■ Task input:
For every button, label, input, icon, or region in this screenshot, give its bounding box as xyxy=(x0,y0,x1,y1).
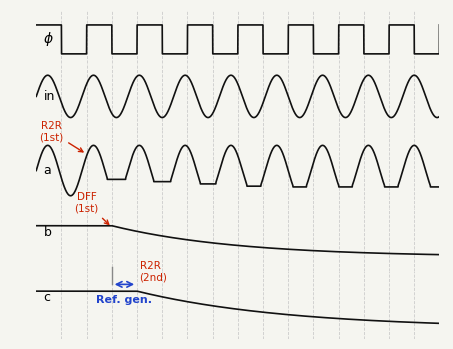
Text: b: b xyxy=(43,226,51,239)
Text: Ref. gen.: Ref. gen. xyxy=(96,295,152,305)
Text: DFF
(1st): DFF (1st) xyxy=(74,192,109,224)
Text: c: c xyxy=(43,291,50,304)
Text: $\phi$: $\phi$ xyxy=(43,30,54,49)
Text: R2R
(1st): R2R (1st) xyxy=(39,121,83,152)
Text: R2R
(2nd): R2R (2nd) xyxy=(140,261,168,283)
Text: a: a xyxy=(43,164,51,177)
Text: in: in xyxy=(43,90,55,103)
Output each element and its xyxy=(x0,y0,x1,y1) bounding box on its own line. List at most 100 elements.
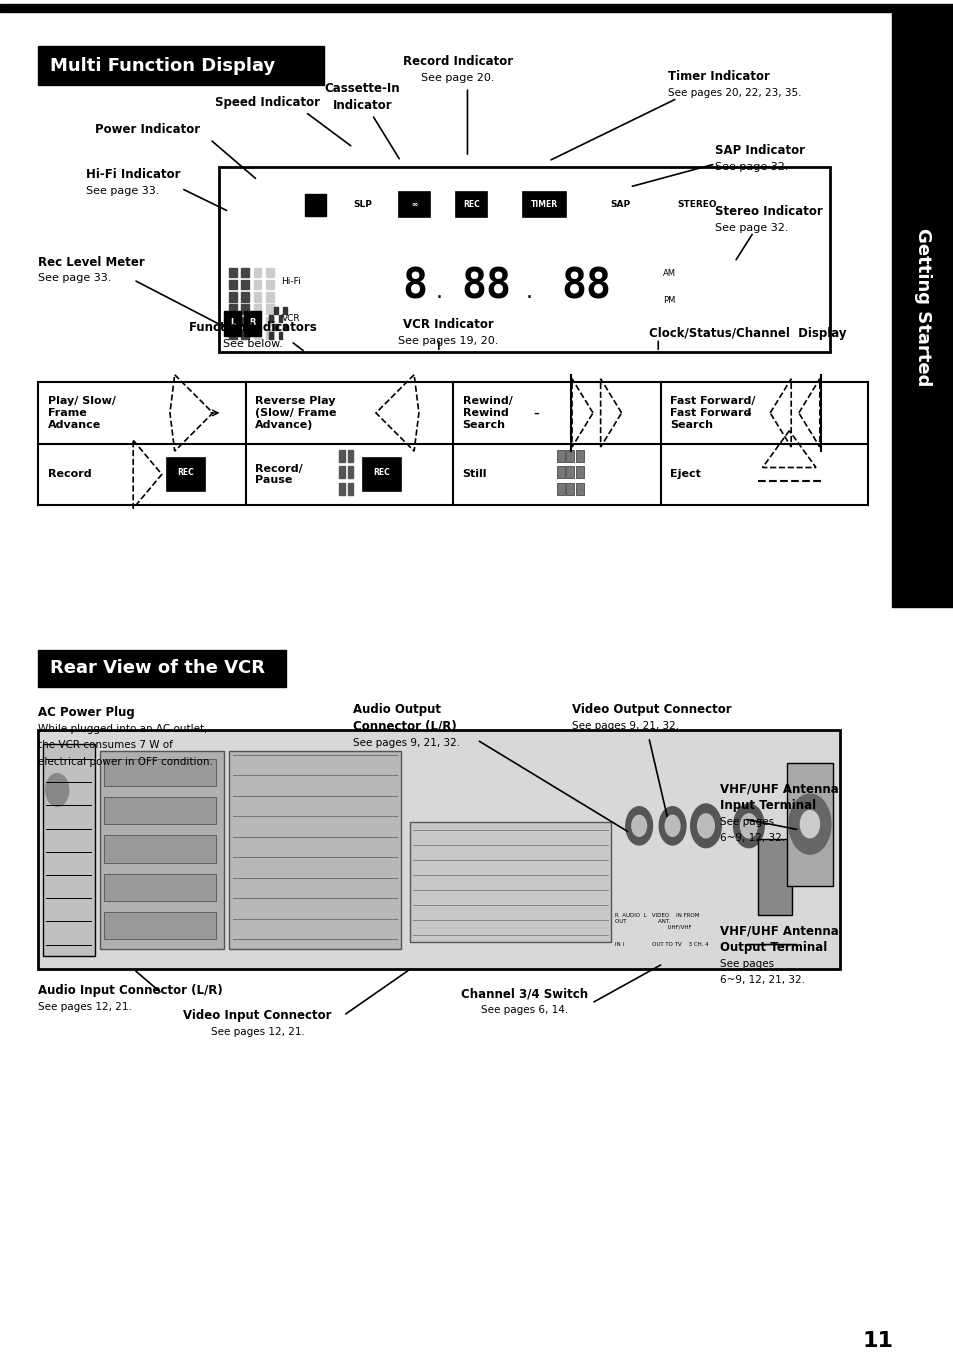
Text: Record/
Pause: Record/ Pause xyxy=(255,464,303,485)
Bar xyxy=(43,744,95,956)
Text: Channel 3/4 Switch: Channel 3/4 Switch xyxy=(460,987,588,1001)
Bar xyxy=(229,751,400,949)
Text: Play/ Slow/
Frame
Advance: Play/ Slow/ Frame Advance xyxy=(48,396,115,430)
Bar xyxy=(241,304,249,314)
Text: Hi-Fi Indicator: Hi-Fi Indicator xyxy=(86,168,180,182)
Text: TIMER: TIMER xyxy=(530,201,558,209)
Text: Record Indicator: Record Indicator xyxy=(402,55,513,68)
Circle shape xyxy=(697,814,714,838)
Text: AM: AM xyxy=(662,269,676,277)
Bar xyxy=(104,797,215,824)
Text: Function Indicators: Function Indicators xyxy=(189,321,316,334)
Bar xyxy=(269,315,273,322)
Text: SAP: SAP xyxy=(610,201,630,209)
Bar xyxy=(219,167,829,352)
Circle shape xyxy=(733,804,763,848)
Bar xyxy=(522,192,565,217)
Bar xyxy=(274,307,277,314)
Bar xyxy=(347,483,353,495)
Text: See pages: See pages xyxy=(720,958,774,969)
Text: -: - xyxy=(744,404,750,422)
Text: SAP Indicator: SAP Indicator xyxy=(715,143,804,157)
Text: ·: · xyxy=(525,288,533,307)
Text: SLP: SLP xyxy=(353,201,372,209)
Bar xyxy=(278,315,282,322)
Text: PM: PM xyxy=(662,296,675,304)
Text: Fast Forward/
Fast Forward
Search: Fast Forward/ Fast Forward Search xyxy=(669,396,755,430)
Text: VCR: VCR xyxy=(281,314,300,322)
Text: Speed Indicator: Speed Indicator xyxy=(214,96,319,109)
Bar xyxy=(566,483,574,495)
Bar xyxy=(104,835,215,863)
Text: Cassette-In: Cassette-In xyxy=(324,82,400,96)
Bar xyxy=(38,730,839,969)
Bar xyxy=(283,307,287,314)
Bar xyxy=(244,311,261,336)
Circle shape xyxy=(631,815,646,837)
Text: R  AUDIO  L   VIDEO    IN FROM
OUT                  ANT.
                       : R AUDIO L VIDEO IN FROM OUT ANT. xyxy=(615,913,699,930)
Bar xyxy=(104,759,215,786)
Text: Indicator: Indicator xyxy=(333,98,392,112)
Text: Record: Record xyxy=(48,470,91,479)
Bar xyxy=(758,839,791,915)
Text: 88: 88 xyxy=(561,266,611,307)
Bar xyxy=(229,329,236,339)
Circle shape xyxy=(788,794,830,854)
Bar xyxy=(0,4,953,12)
Text: Reverse Play
(Slow/ Frame
Advance): Reverse Play (Slow/ Frame Advance) xyxy=(255,396,336,430)
Bar xyxy=(338,467,344,479)
Bar xyxy=(266,280,274,289)
Bar xyxy=(266,329,274,339)
Text: 6~9, 12, 21, 32.: 6~9, 12, 21, 32. xyxy=(720,975,804,986)
Circle shape xyxy=(46,774,69,807)
Bar xyxy=(305,194,326,216)
Bar xyxy=(566,467,574,479)
Bar xyxy=(338,483,344,495)
Text: Rear View of the VCR: Rear View of the VCR xyxy=(50,659,264,677)
Bar xyxy=(266,317,274,326)
Bar xyxy=(557,483,564,495)
Text: Multi Function Display: Multi Function Display xyxy=(50,56,274,75)
Text: ·: · xyxy=(435,288,442,307)
Text: See page 32.: See page 32. xyxy=(715,161,788,172)
Text: VHF/UHF Antenna: VHF/UHF Antenna xyxy=(720,924,838,938)
Bar xyxy=(229,317,236,326)
Text: See pages 20, 22, 23, 35.: See pages 20, 22, 23, 35. xyxy=(667,87,801,98)
Bar xyxy=(229,304,236,314)
Text: 11: 11 xyxy=(862,1331,892,1351)
Text: Getting Started: Getting Started xyxy=(913,228,931,386)
Text: See pages 9, 21, 32.: See pages 9, 21, 32. xyxy=(353,737,459,748)
Bar xyxy=(241,280,249,289)
Bar xyxy=(278,332,282,339)
Text: Audio Input Connector (L/R): Audio Input Connector (L/R) xyxy=(38,984,223,998)
Text: STEREO: STEREO xyxy=(677,201,717,209)
Text: REC: REC xyxy=(374,468,390,478)
Text: Audio Output: Audio Output xyxy=(353,703,440,717)
Text: Stereo Indicator: Stereo Indicator xyxy=(715,205,822,218)
Text: Rewind/
Rewind
Search: Rewind/ Rewind Search xyxy=(462,396,512,430)
Text: Power Indicator: Power Indicator xyxy=(95,123,200,136)
Text: See pages 12, 21.: See pages 12, 21. xyxy=(38,1002,132,1013)
Bar xyxy=(224,311,241,336)
Text: While plugged into an AC outlet,: While plugged into an AC outlet, xyxy=(38,723,208,734)
Text: VCR Indicator: VCR Indicator xyxy=(402,318,494,332)
Text: VHF/UHF Antenna: VHF/UHF Antenna xyxy=(720,782,838,796)
Bar xyxy=(456,192,487,217)
Bar xyxy=(104,874,215,901)
Bar xyxy=(398,192,430,217)
Text: See pages 6, 14.: See pages 6, 14. xyxy=(480,1005,568,1016)
Text: IN I                OUT TO TV    3 CH. 4: IN I OUT TO TV 3 CH. 4 xyxy=(615,942,708,947)
Bar xyxy=(104,912,215,939)
Bar xyxy=(253,329,261,339)
Text: the VCR consumes 7 W of: the VCR consumes 7 W of xyxy=(38,740,172,751)
Bar xyxy=(167,459,205,491)
Text: See pages 19, 20.: See pages 19, 20. xyxy=(397,336,498,347)
Text: Connector (L/R): Connector (L/R) xyxy=(353,719,456,733)
Text: 8: 8 xyxy=(402,266,427,307)
Bar xyxy=(229,268,236,277)
Text: See page 20.: See page 20. xyxy=(420,72,495,83)
Text: Video Output Connector: Video Output Connector xyxy=(572,703,731,717)
Text: Still: Still xyxy=(462,470,487,479)
Bar xyxy=(283,324,287,330)
Bar xyxy=(362,459,400,491)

■ Exercise aim: Reproduce the material above in full, substituting "enclosing rectangle" for every occurrence of "bounding box" and leaving everything else unchanged. Omit the pictures from your answer.

■ Correct output:
For every button, label, input, icon, or region in this screenshot, give its enclosing rectangle as xyxy=(x0,y0,x1,y1).
Text: b: b xyxy=(43,226,51,239)
Text: Ref. gen.: Ref. gen. xyxy=(96,295,152,305)
Text: DFF
(1st): DFF (1st) xyxy=(74,192,109,224)
Text: c: c xyxy=(43,291,50,304)
Text: $\phi$: $\phi$ xyxy=(43,30,54,49)
Text: R2R
(1st): R2R (1st) xyxy=(39,121,83,152)
Text: R2R
(2nd): R2R (2nd) xyxy=(140,261,168,283)
Text: a: a xyxy=(43,164,51,177)
Text: in: in xyxy=(43,90,55,103)
Output each element and its xyxy=(x0,y0,x1,y1) enclosing rectangle on its own line. List at most 100 elements.
Text: Record/
Pause: Record/ Pause xyxy=(255,464,303,485)
Bar xyxy=(43,744,95,956)
Text: Channel 3/4 Switch: Channel 3/4 Switch xyxy=(460,987,588,1001)
Bar xyxy=(229,751,400,949)
Text: Play/ Slow/
Frame
Advance: Play/ Slow/ Frame Advance xyxy=(48,396,115,430)
Bar xyxy=(241,304,249,314)
Text: Hi-Fi Indicator: Hi-Fi Indicator xyxy=(86,168,180,182)
Text: TIMER: TIMER xyxy=(530,201,558,209)
Text: Record Indicator: Record Indicator xyxy=(402,55,513,68)
Circle shape xyxy=(697,814,714,838)
Text: AM: AM xyxy=(662,269,676,277)
Bar xyxy=(104,797,215,824)
Text: Function Indicators: Function Indicators xyxy=(189,321,316,334)
Bar xyxy=(269,315,273,322)
Text: SAP: SAP xyxy=(610,201,630,209)
Bar xyxy=(219,167,829,352)
Circle shape xyxy=(733,804,763,848)
Bar xyxy=(522,192,565,217)
Bar xyxy=(274,307,277,314)
Bar xyxy=(347,483,353,495)
Text: See pages: See pages xyxy=(720,958,774,969)
Text: -: - xyxy=(744,404,750,422)
Text: SAP Indicator: SAP Indicator xyxy=(715,143,804,157)
Text: ·: · xyxy=(525,288,533,307)
Text: SLP: SLP xyxy=(353,201,372,209)
Bar xyxy=(278,315,282,322)
Text: PM: PM xyxy=(662,296,675,304)
Text: Fast Forward/
Fast Forward
Search: Fast Forward/ Fast Forward Search xyxy=(669,396,755,430)
Text: VCR: VCR xyxy=(281,314,300,322)
Text: Speed Indicator: Speed Indicator xyxy=(214,96,319,109)
Bar xyxy=(566,483,574,495)
Bar xyxy=(104,835,215,863)
Text: Cassette-In: Cassette-In xyxy=(324,82,400,96)
Bar xyxy=(38,730,839,969)
Bar xyxy=(283,307,287,314)
Bar xyxy=(244,311,261,336)
Circle shape xyxy=(631,815,646,837)
Text: R  AUDIO  L   VIDEO    IN FROM
OUT                  ANT.
                       : R AUDIO L VIDEO IN FROM OUT ANT. xyxy=(615,913,699,930)
Bar xyxy=(104,759,215,786)
Text: Indicator: Indicator xyxy=(333,98,392,112)
Text: Record: Record xyxy=(48,470,91,479)
Bar xyxy=(758,839,791,915)
Text: 88: 88 xyxy=(561,266,611,307)
Bar xyxy=(229,329,236,339)
Circle shape xyxy=(788,794,830,854)
Bar xyxy=(0,4,953,12)
Text: Reverse Play
(Slow/ Frame
Advance): Reverse Play (Slow/ Frame Advance) xyxy=(255,396,336,430)
Bar xyxy=(338,467,344,479)
Bar xyxy=(266,280,274,289)
Bar xyxy=(266,329,274,339)
Text: 6~9, 12, 21, 32.: 6~9, 12, 21, 32. xyxy=(720,975,804,986)
Circle shape xyxy=(46,774,69,807)
Bar xyxy=(305,194,326,216)
Bar xyxy=(566,467,574,479)
Bar xyxy=(338,483,344,495)
Text: Rear View of the VCR: Rear View of the VCR xyxy=(50,659,264,677)
Bar xyxy=(266,317,274,326)
Bar xyxy=(557,483,564,495)
Text: Multi Function Display: Multi Function Display xyxy=(50,56,274,75)
Text: ·: · xyxy=(435,288,442,307)
Text: See page 32.: See page 32. xyxy=(715,161,788,172)
Text: VHF/UHF Antenna: VHF/UHF Antenna xyxy=(720,924,838,938)
Bar xyxy=(229,317,236,326)
Text: See pages 20, 22, 23, 35.: See pages 20, 22, 23, 35. xyxy=(667,87,801,98)
Bar xyxy=(229,304,236,314)
Text: 11: 11 xyxy=(862,1331,892,1351)
Text: Getting Started: Getting Started xyxy=(913,228,931,386)
Text: See pages 9, 21, 32.: See pages 9, 21, 32. xyxy=(353,737,459,748)
Bar xyxy=(241,280,249,289)
Bar xyxy=(278,332,282,339)
Text: Audio Input Connector (L/R): Audio Input Connector (L/R) xyxy=(38,984,223,998)
Text: STEREO: STEREO xyxy=(677,201,717,209)
Text: REC: REC xyxy=(374,468,390,478)
Text: Audio Output: Audio Output xyxy=(353,703,440,717)
Text: Stereo Indicator: Stereo Indicator xyxy=(715,205,822,218)
Text: Rewind/
Rewind
Search: Rewind/ Rewind Search xyxy=(462,396,512,430)
Text: Power Indicator: Power Indicator xyxy=(95,123,200,136)
Text: See pages 12, 21.: See pages 12, 21. xyxy=(38,1002,132,1013)
Bar xyxy=(224,311,241,336)
Text: While plugged into an AC outlet,: While plugged into an AC outlet, xyxy=(38,723,208,734)
Text: VCR Indicator: VCR Indicator xyxy=(402,318,494,332)
Text: VHF/UHF Antenna: VHF/UHF Antenna xyxy=(720,782,838,796)
Bar xyxy=(456,192,487,217)
Bar xyxy=(104,874,215,901)
Bar xyxy=(398,192,430,217)
Text: See pages 6, 14.: See pages 6, 14. xyxy=(480,1005,568,1016)
Text: IN I                OUT TO TV    3 CH. 4: IN I OUT TO TV 3 CH. 4 xyxy=(615,942,708,947)
Bar xyxy=(104,912,215,939)
Bar xyxy=(253,329,261,339)
Text: the VCR consumes 7 W of: the VCR consumes 7 W of xyxy=(38,740,172,751)
Bar xyxy=(167,459,205,491)
Text: See pages 19, 20.: See pages 19, 20. xyxy=(397,336,498,347)
Text: Connector (L/R): Connector (L/R) xyxy=(353,719,456,733)
Text: 8: 8 xyxy=(402,266,427,307)
Bar xyxy=(229,268,236,277)
Text: See page 20.: See page 20. xyxy=(420,72,495,83)
Text: Video Output Connector: Video Output Connector xyxy=(572,703,731,717)
Text: Still: Still xyxy=(462,470,487,479)
Bar xyxy=(283,324,287,330)
Bar xyxy=(362,459,400,491)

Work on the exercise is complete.